##### GIVEN DATA

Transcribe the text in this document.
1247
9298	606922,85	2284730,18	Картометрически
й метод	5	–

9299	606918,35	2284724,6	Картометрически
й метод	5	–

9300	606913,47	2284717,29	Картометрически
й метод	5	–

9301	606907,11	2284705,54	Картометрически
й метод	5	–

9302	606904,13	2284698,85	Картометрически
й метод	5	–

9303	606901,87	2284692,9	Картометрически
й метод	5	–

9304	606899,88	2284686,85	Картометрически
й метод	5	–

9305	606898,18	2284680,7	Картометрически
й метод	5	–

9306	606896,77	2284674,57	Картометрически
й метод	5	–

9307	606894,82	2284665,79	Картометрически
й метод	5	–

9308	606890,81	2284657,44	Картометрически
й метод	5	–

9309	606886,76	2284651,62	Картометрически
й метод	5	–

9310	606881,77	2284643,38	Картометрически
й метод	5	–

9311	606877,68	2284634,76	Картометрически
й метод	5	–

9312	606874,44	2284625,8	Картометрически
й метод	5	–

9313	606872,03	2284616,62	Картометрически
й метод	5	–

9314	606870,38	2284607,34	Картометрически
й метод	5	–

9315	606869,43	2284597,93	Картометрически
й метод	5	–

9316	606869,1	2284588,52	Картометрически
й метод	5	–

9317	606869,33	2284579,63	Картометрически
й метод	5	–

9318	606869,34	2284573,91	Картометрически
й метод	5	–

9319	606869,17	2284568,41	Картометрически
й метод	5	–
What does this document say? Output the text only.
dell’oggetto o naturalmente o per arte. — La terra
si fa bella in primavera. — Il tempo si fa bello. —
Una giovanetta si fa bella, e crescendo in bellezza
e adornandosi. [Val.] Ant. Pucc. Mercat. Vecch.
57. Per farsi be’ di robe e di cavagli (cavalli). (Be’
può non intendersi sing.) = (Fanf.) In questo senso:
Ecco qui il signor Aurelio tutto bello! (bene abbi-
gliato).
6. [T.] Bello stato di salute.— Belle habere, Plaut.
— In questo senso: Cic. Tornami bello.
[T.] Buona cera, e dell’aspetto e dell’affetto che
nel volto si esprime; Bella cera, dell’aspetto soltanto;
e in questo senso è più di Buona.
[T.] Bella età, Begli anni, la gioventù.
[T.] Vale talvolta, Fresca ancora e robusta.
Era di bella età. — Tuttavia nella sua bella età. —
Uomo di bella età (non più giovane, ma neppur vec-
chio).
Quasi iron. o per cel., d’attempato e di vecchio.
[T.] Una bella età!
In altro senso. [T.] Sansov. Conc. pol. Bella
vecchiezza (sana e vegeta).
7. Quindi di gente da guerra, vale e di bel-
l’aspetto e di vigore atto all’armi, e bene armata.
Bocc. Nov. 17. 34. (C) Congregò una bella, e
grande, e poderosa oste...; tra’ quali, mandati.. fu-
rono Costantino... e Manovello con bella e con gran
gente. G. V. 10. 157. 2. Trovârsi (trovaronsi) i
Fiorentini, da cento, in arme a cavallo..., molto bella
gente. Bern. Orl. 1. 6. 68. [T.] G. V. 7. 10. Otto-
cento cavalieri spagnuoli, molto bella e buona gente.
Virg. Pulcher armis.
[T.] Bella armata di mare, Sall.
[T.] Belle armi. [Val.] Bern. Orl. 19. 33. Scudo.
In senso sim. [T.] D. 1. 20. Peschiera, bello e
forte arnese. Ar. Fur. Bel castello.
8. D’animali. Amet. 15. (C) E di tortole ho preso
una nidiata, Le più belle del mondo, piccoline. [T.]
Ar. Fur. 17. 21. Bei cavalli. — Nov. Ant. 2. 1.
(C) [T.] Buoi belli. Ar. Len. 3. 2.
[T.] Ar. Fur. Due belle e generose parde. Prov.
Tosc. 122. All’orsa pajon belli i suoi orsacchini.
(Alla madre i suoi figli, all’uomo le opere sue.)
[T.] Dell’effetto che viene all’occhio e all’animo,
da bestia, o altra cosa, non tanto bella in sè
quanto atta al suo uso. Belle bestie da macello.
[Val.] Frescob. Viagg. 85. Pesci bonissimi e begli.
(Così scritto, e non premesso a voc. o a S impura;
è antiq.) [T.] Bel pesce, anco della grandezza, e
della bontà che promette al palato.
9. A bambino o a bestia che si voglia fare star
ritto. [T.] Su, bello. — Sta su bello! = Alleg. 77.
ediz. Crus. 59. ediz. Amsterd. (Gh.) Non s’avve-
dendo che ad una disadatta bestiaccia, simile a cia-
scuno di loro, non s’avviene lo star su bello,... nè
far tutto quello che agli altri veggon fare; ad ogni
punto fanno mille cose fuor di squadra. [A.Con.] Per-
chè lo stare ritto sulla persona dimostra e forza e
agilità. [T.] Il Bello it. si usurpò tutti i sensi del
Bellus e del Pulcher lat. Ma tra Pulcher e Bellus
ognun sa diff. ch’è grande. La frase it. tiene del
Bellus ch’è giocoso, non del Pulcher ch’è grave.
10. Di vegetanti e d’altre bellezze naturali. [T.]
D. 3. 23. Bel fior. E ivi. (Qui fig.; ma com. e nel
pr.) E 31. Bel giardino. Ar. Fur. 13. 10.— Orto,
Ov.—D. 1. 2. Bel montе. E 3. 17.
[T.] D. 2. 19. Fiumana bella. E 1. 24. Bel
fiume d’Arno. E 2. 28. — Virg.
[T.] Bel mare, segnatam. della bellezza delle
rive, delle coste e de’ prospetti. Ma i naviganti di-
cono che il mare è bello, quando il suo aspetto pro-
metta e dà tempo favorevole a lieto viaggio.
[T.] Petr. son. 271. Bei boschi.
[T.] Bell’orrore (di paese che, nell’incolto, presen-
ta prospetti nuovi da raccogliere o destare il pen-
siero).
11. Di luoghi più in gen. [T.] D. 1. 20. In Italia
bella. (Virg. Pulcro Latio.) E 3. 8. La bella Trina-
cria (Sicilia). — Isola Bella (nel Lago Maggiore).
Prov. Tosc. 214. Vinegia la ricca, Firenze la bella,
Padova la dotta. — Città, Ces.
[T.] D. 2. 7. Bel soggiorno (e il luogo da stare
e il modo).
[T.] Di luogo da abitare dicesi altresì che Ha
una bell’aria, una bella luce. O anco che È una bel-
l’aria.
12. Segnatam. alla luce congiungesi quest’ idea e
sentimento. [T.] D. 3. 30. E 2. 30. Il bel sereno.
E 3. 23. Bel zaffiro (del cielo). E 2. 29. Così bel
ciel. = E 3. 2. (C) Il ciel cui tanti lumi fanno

##########

- [TASK TO COMPLETE]
Your task is to output the full set of records exactly as presented.

- [EXPECTED ANSWER]
Transcribe the text in this document.
1247
9298	606922,85	2284730,18	Картометрически
й метод	5	–

9299	606918,35	2284724,6	Картометрически
й метод	5	–

9300	606913,47	2284717,29	Картометрически
й метод	5	–

9301	606907,11	2284705,54	Картометрически
й метод	5	–

9302	606904,13	2284698,85	Картометрически
й метод	5	–

9303	606901,87	2284692,9	Картометрически
й метод	5	–

9304	606899,88	2284686,85	Картометрически
й метод	5	–

9305	606898,18	2284680,7	Картометрически
й метод	5	–

9306	606896,77	2284674,57	Картометрически
й метод	5	–

9307	606894,82	2284665,79	Картометрически
й метод	5	–

9308	606890,81	2284657,44	Картометрически
й метод	5	–

9309	606886,76	2284651,62	Картометрически
й метод	5	–

9310	606881,77	2284643,38	Картометрически
й метод	5	–

9311	606877,68	2284634,76	Картометрически
й метод	5	–

9312	606874,44	2284625,8	Картометрически
й метод	5	–

9313	606872,03	2284616,62	Картометрически
й метод	5	–

9314	606870,38	2284607,34	Картометрически
й метод	5	–

9315	606869,43	2284597,93	Картометрически
й метод	5	–

9316	606869,1	2284588,52	Картометрически
й метод	5	–

9317	606869,33	2284579,63	Картометрически
й метод	5	–

9318	606869,34	2284573,91	Картометрически
й метод	5	–

9319	606869,17	2284568,41	Картометрически
й метод	5	–
What does this document say? Output the text only.
dell’oggetto o naturalmente o per arte. — La terra
si fa bella in primavera. — Il tempo si fa bello. —
Una giovanetta si fa bella, e crescendo in bellezza
e adornandosi. [Val.] Ant. Pucc. Mercat. Vecch.
57. Per farsi be’ di robe e di cavagli (cavalli). (Be’
può non intendersi sing.) = (Fanf.) In questo senso:
Ecco qui il signor Aurelio tutto bello! (bene abbi-
gliato).
6. [T.] Bello stato di salute.— Belle habere, Plaut.
— In questo senso: Cic. Tornami bello.
[T.] Buona cera, e dell’aspetto e dell’affetto che
nel volto si esprime; Bella cera, dell’aspetto soltanto;
e in questo senso è più di Buona.
[T.] Bella età, Begli anni, la gioventù.
[T.] Vale talvolta, Fresca ancora e robusta.
Era di bella età. — Tuttavia nella sua bella età. —
Uomo di bella età (non più giovane, ma neppur vec-
chio).
Quasi iron. o per cel., d’attempato e di vecchio.
[T.] Una bella età!
In altro senso. [T.] Sansov. Conc. pol. Bella
vecchiezza (sana e vegeta).
7. Quindi di gente da guerra, vale e di bel-
l’aspetto e di vigore atto all’armi, e bene armata.
Bocc. Nov. 17. 34. (C) Congregò una bella, e
grande, e poderosa oste...; tra’ quali, mandati.. fu-
rono Costantino... e Manovello con bella e con gran
gente. G. V. 10. 157. 2. Trovârsi (trovaronsi) i
Fiorentini, da cento, in arme a cavallo..., molto bella
gente. Bern. Orl. 1. 6. 68. [T.] G. V. 7. 10. Otto-
cento cavalieri spagnuoli, molto bella e buona gente.
Virg. Pulcher armis.
[T.] Bella armata di mare, Sall.
[T.] Belle armi. [Val.] Bern. Orl. 19. 33. Scudo.
In senso sim. [T.] D. 1. 20. Peschiera, bello e
forte arnese. Ar. Fur. Bel castello.
8. D’animali. Amet. 15. (C) E di tortole ho preso
una nidiata, Le più belle del mondo, piccoline. [T.]
Ar. Fur. 17. 21. Bei cavalli. — Nov. Ant. 2. 1.
(C) [T.] Buoi belli. Ar. Len. 3. 2.
[T.] Ar. Fur. Due belle e generose parde. Prov.
Tosc. 122. All’orsa pajon belli i suoi orsacchini.
(Alla madre i suoi figli, all’uomo le opere sue.)
[T.] Dell’effetto che viene all’occhio e all’animo,
da bestia, o altra cosa, non tanto bella in sè
quanto atta al suo uso. Belle bestie da macello.
[Val.] Frescob. Viagg. 85. Pesci bonissimi e begli.
(Così scritto, e non premesso a voc. o a S impura;
è antiq.) [T.] Bel pesce, anco della grandezza, e
della bontà che promette al palato.
9. A bambino o a bestia che si voglia fare star
ritto. [T.] Su, bello. — Sta su bello! = Alleg. 77.
ediz. Crus. 59. ediz. Amsterd. (Gh.) Non s’avve-
dendo che ad una disadatta bestiaccia, simile a cia-
scuno di loro, non s’avviene lo star su bello,... nè
far tutto quello che agli altri veggon fare; ad ogni
punto fanno mille cose fuor di squadra. [A.Con.] Per-
chè lo stare ritto sulla persona dimostra e forza e
agilità. [T.] Il Bello it. si usurpò tutti i sensi del
Bellus e del Pulcher lat. Ma tra Pulcher e Bellus
ognun sa diff. ch’è grande. La frase it. tiene del
Bellus ch’è giocoso, non del Pulcher ch’è grave.
10. Di vegetanti e d’altre bellezze naturali. [T.]
D. 3. 23. Bel fior. E ivi. (Qui fig.; ma com. e nel
pr.) E 31. Bel giardino. Ar. Fur. 13. 10.— Orto,
Ov.—D. 1. 2. Bel montе. E 3. 17.
[T.] D. 2. 19. Fiumana bella. E 1. 24. Bel
fiume d’Arno. E 2. 28. — Virg.
[T.] Bel mare, segnatam. della bellezza delle
rive, delle coste e de’ prospetti. Ma i naviganti di-
cono che il mare è bello, quando il suo aspetto pro-
metta e dà tempo favorevole a lieto viaggio.
[T.] Petr. son. 271. Bei boschi.
[T.] Bell’orrore (di paese che, nell’incolto, presen-
ta prospetti nuovi da raccogliere o destare il pen-
siero).
11. Di luoghi più in gen. [T.] D. 1. 20. In Italia
bella. (Virg. Pulcro Latio.) E 3. 8. La bella Trina-
cria (Sicilia). — Isola Bella (nel Lago Maggiore).
Prov. Tosc. 214. Vinegia la ricca, Firenze la bella,
Padova la dotta. — Città, Ces.
[T.] D. 2. 7. Bel soggiorno (e il luogo da stare
e il modo).
[T.] Di luogo da abitare dicesi altresì che Ha
una bell’aria, una bella luce. O anco che È una bel-
l’aria.
12. Segnatam. alla luce congiungesi quest’ idea e
sentimento. [T.] D. 3. 30. E 2. 30. Il bel sereno.
E 3. 23. Bel zaffiro (del cielo). E 2. 29. Così bel
ciel. = E 3. 2. (C) Il ciel cui tanti lumi fanno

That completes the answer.